### Work instructions:
Locate each line containing the string "HhaI" and copy it out.

[Start Material for this task]

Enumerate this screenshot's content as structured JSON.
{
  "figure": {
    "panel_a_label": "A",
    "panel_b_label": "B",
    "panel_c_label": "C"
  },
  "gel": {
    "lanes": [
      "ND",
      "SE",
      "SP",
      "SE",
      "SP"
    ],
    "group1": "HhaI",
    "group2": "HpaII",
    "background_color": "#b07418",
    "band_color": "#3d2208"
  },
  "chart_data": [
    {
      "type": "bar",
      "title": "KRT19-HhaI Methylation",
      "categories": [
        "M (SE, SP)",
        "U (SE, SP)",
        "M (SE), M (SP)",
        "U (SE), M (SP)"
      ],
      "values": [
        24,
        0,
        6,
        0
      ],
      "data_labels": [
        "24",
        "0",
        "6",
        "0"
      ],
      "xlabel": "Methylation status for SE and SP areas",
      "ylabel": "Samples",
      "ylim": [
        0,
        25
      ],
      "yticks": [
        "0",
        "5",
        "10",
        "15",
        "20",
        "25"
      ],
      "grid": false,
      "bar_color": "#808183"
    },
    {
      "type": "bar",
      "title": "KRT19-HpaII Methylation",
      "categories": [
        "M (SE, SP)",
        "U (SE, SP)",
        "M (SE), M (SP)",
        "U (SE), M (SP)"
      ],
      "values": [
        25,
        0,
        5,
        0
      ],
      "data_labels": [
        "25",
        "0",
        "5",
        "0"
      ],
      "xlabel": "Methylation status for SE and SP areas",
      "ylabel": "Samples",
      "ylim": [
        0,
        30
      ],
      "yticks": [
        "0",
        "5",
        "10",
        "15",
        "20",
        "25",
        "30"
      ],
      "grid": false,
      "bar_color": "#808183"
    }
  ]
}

[End Material for this task]

### Exercise response:
    "group1": "HhaI",
      "title": "KRT19-HhaI Methylation",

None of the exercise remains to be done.